___ EXERCISE INPUT
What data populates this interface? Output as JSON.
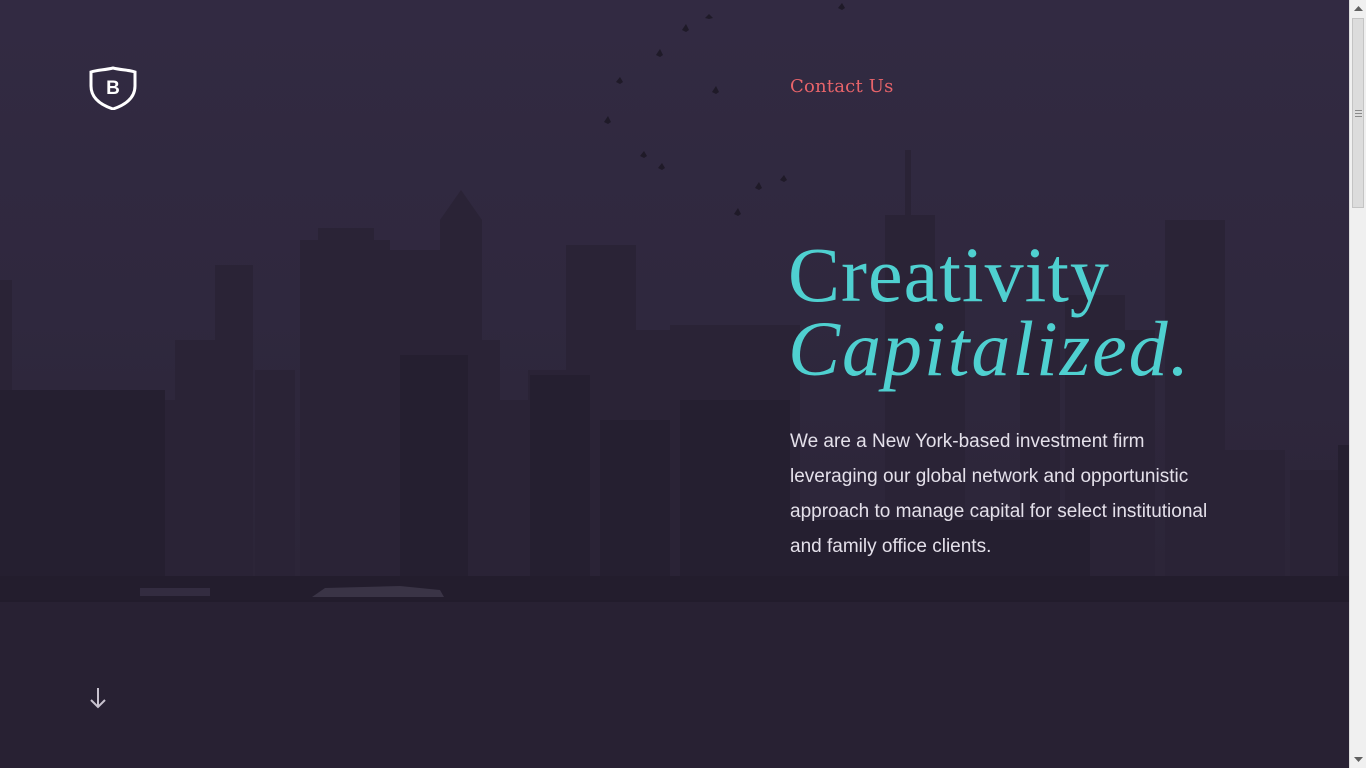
{
  "header": {
    "logo_letter": "B",
    "logo_icon": "shield-logo-icon",
    "contact_label": "Contact Us"
  },
  "hero": {
    "headline_line1": "Creativity",
    "headline_line2": "Capitalized.",
    "intro": "We are a New York-based investment firm leveraging our global network and opportunistic approach to manage capital for select institutional and family office clients."
  },
  "scroll_hint": {
    "icon": "arrow-down-icon"
  },
  "colors": {
    "accent_teal": "#4fd0d0",
    "accent_coral": "#e8646a",
    "background": "#2f283e"
  }
}
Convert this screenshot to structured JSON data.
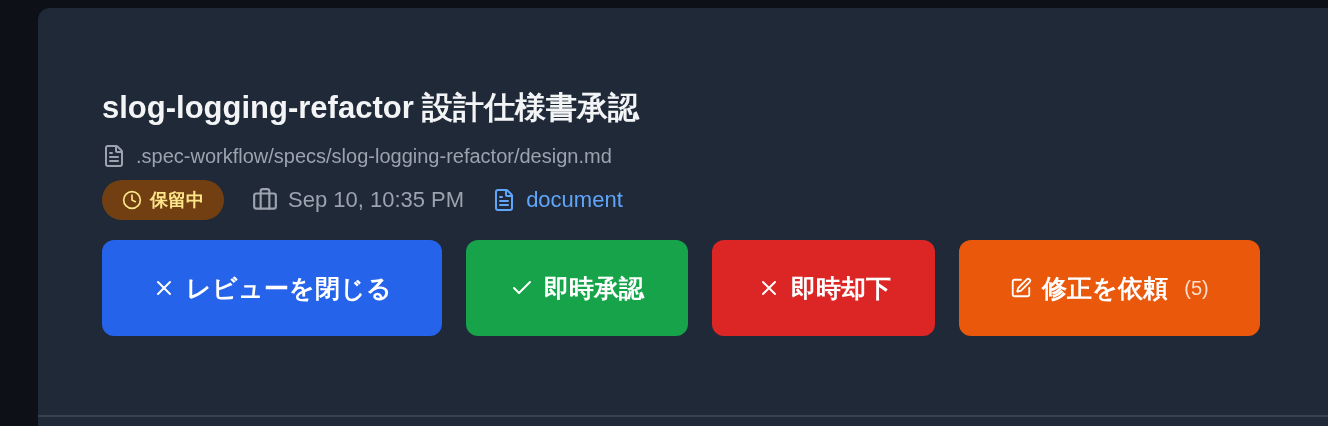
{
  "title": "slog-logging-refactor 設計仕様書承認",
  "path": ".spec-workflow/specs/slog-logging-refactor/design.md",
  "status": {
    "label": "保留中",
    "kind": "pending"
  },
  "date": "Sep 10, 10:35 PM",
  "doc_type": "document",
  "buttons": [
    {
      "kind": "close",
      "label": "レビューを閉じる"
    },
    {
      "kind": "approve",
      "label": "即時承認"
    },
    {
      "kind": "reject",
      "label": "即時却下"
    },
    {
      "kind": "revise",
      "label": "修正を依頼",
      "count": "(5)"
    }
  ]
}
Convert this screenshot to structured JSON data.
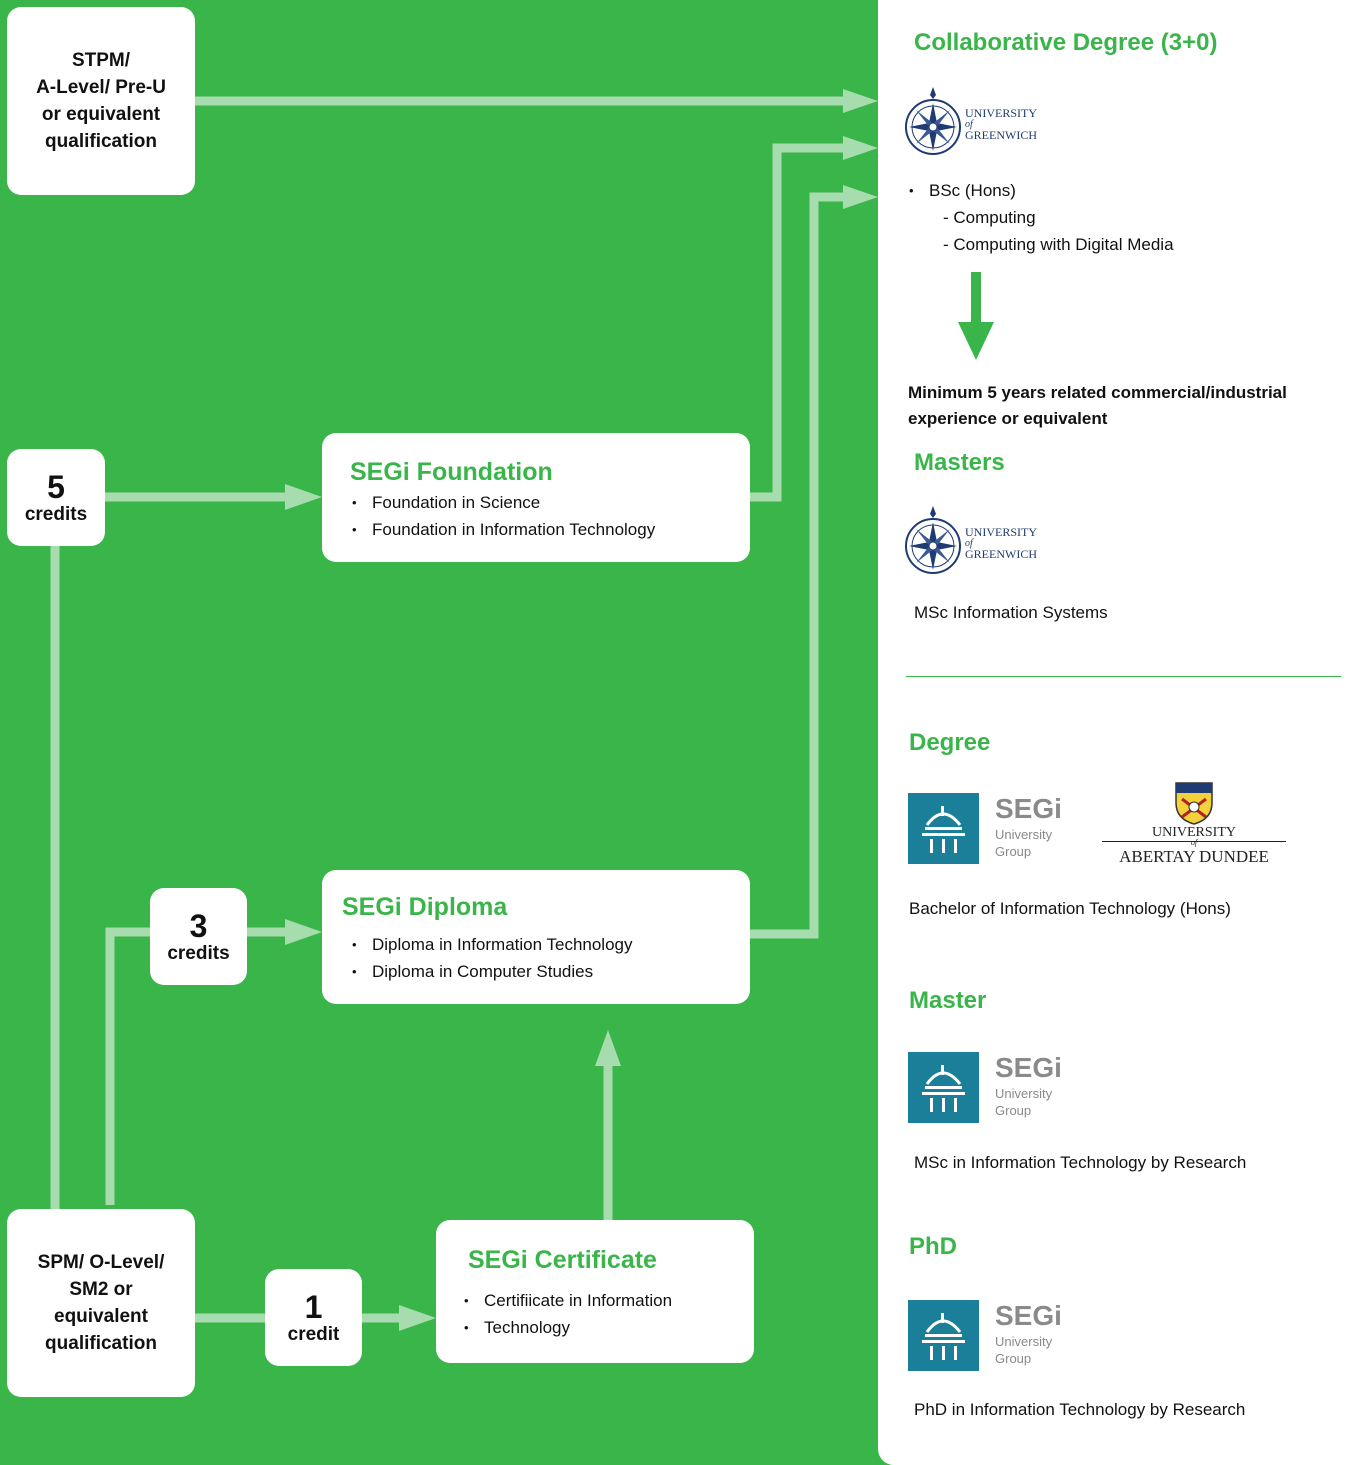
{
  "entry_boxes": {
    "stpm": [
      "STPM/",
      "A-Level/ Pre-U",
      "or equivalent",
      "qualification"
    ],
    "spm": [
      "SPM/ O-Level/",
      "SM2 or",
      "equivalent",
      "qualification"
    ]
  },
  "credit_boxes": {
    "five": {
      "number": "5",
      "label": "credits"
    },
    "three": {
      "number": "3",
      "label": "credits"
    },
    "one": {
      "number": "1",
      "label": "credit"
    }
  },
  "programmes": {
    "foundation": {
      "title": "SEGi Foundation",
      "items": [
        "Foundation in Science",
        "Foundation in Information Technology"
      ]
    },
    "diploma": {
      "title": "SEGi Diploma",
      "items": [
        "Diploma in Information Technology",
        "Diploma in Computer Studies"
      ]
    },
    "certificate": {
      "title": "SEGi Certificate",
      "items": [
        "Certifiicate in Information",
        "Technology"
      ]
    }
  },
  "right_panel": {
    "collaborative": {
      "heading": "Collaborative Degree (3+0)",
      "logo": {
        "line1": "UNIVERSITY",
        "line2": "of",
        "line3": "GREENWICH",
        "icon": "compass-rose-icon"
      },
      "bullet": "BSc (Hons)",
      "subitems": [
        "- Computing",
        "- Computing with Digital Media"
      ]
    },
    "requirement": "Minimum 5 years related commercial/industrial experience or equivalent",
    "masters": {
      "heading": "Masters",
      "logo": {
        "line1": "UNIVERSITY",
        "line2": "of",
        "line3": "GREENWICH"
      },
      "text": "MSc Information Systems"
    },
    "degree": {
      "heading": "Degree",
      "segi_logo": {
        "name": "SEGi",
        "line1": "University",
        "line2": "Group"
      },
      "abertay_logo": {
        "line1": "UNIVERSITY",
        "line2": "of",
        "line3": "ABERTAY DUNDEE"
      },
      "text": "Bachelor of Information Technology (Hons)"
    },
    "master": {
      "heading": "Master",
      "segi_logo": {
        "name": "SEGi",
        "line1": "University",
        "line2": "Group"
      },
      "text": "MSc in Information Technology by Research"
    },
    "phd": {
      "heading": "PhD",
      "segi_logo": {
        "name": "SEGi",
        "line1": "University",
        "line2": "Group"
      },
      "text": "PhD in Information Technology by Research"
    }
  },
  "colors": {
    "background": "#3ab54a",
    "connector": "#a6dcae",
    "accent_green": "#3ab54a",
    "segi_teal": "#1b7f9a",
    "greenwich_navy": "#1f3b73"
  }
}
______
:: INSTRUCTION ::
Output the records above exactly as they are, leaving out the pictures.

:: EXERCISE RESPONSE ::
What data populates this interface? Output as JSON.
{
  "header": {
    "logo_letter": "B",
    "logo_icon": "shield-logo-icon",
    "contact_label": "Contact Us"
  },
  "hero": {
    "headline_line1": "Creativity",
    "headline_line2": "Capitalized.",
    "intro": "We are a New York-based investment firm leveraging our global network and opportunistic approach to manage capital for select institutional and family office clients."
  },
  "scroll_hint": {
    "icon": "arrow-down-icon"
  },
  "colors": {
    "accent_teal": "#4fd0d0",
    "accent_coral": "#e8646a",
    "background": "#2f283e"
  }
}
Convert this screenshot to structured JSON data.
{
  "title": "slog-logging-refactor 設計仕様書承認",
  "path": ".spec-workflow/specs/slog-logging-refactor/design.md",
  "status": {
    "label": "保留中",
    "kind": "pending"
  },
  "date": "Sep 10, 10:35 PM",
  "doc_type": "document",
  "buttons": [
    {
      "kind": "close",
      "label": "レビューを閉じる"
    },
    {
      "kind": "approve",
      "label": "即時承認"
    },
    {
      "kind": "reject",
      "label": "即時却下"
    },
    {
      "kind": "revise",
      "label": "修正を依頼",
      "count": "(5)"
    }
  ]
}
Convert this screenshot to structured JSON data.
{
  "entry_boxes": {
    "stpm": [
      "STPM/",
      "A-Level/ Pre-U",
      "or equivalent",
      "qualification"
    ],
    "spm": [
      "SPM/ O-Level/",
      "SM2 or",
      "equivalent",
      "qualification"
    ]
  },
  "credit_boxes": {
    "five": {
      "number": "5",
      "label": "credits"
    },
    "three": {
      "number": "3",
      "label": "credits"
    },
    "one": {
      "number": "1",
      "label": "credit"
    }
  },
  "programmes": {
    "foundation": {
      "title": "SEGi Foundation",
      "items": [
        "Foundation in Science",
        "Foundation in Information Technology"
      ]
    },
    "diploma": {
      "title": "SEGi Diploma",
      "items": [
        "Diploma in Information Technology",
        "Diploma in Computer Studies"
      ]
    },
    "certificate": {
      "title": "SEGi Certificate",
      "items": [
        "Certifiicate in Information",
        "Technology"
      ]
    }
  },
  "right_panel": {
    "collaborative": {
      "heading": "Collaborative Degree (3+0)",
      "logo": {
        "line1": "UNIVERSITY",
        "line2": "of",
        "line3": "GREENWICH",
        "icon": "compass-rose-icon"
      },
      "bullet": "BSc (Hons)",
      "subitems": [
        "- Computing",
        "- Computing with Digital Media"
      ]
    },
    "requirement": "Minimum 5 years related commercial/industrial experience or equivalent",
    "masters": {
      "heading": "Masters",
      "logo": {
        "line1": "UNIVERSITY",
        "line2": "of",
        "line3": "GREENWICH"
      },
      "text": "MSc Information Systems"
    },
    "degree": {
      "heading": "Degree",
      "segi_logo": {
        "name": "SEGi",
        "line1": "University",
        "line2": "Group"
      },
      "abertay_logo": {
        "line1": "UNIVERSITY",
        "line2": "of",
        "line3": "ABERTAY DUNDEE"
      },
      "text": "Bachelor of Information Technology (Hons)"
    },
    "master": {
      "heading": "Master",
      "segi_logo": {
        "name": "SEGi",
        "line1": "University",
        "line2": "Group"
      },
      "text": "MSc in Information Technology by Research"
    },
    "phd": {
      "heading": "PhD",
      "segi_logo": {
        "name": "SEGi",
        "line1": "University",
        "line2": "Group"
      },
      "text": "PhD in Information Technology by Research"
    }
  },
  "colors": {
    "background": "#3ab54a",
    "connector": "#a6dcae",
    "accent_green": "#3ab54a",
    "segi_teal": "#1b7f9a",
    "greenwich_navy": "#1f3b73"
  }
}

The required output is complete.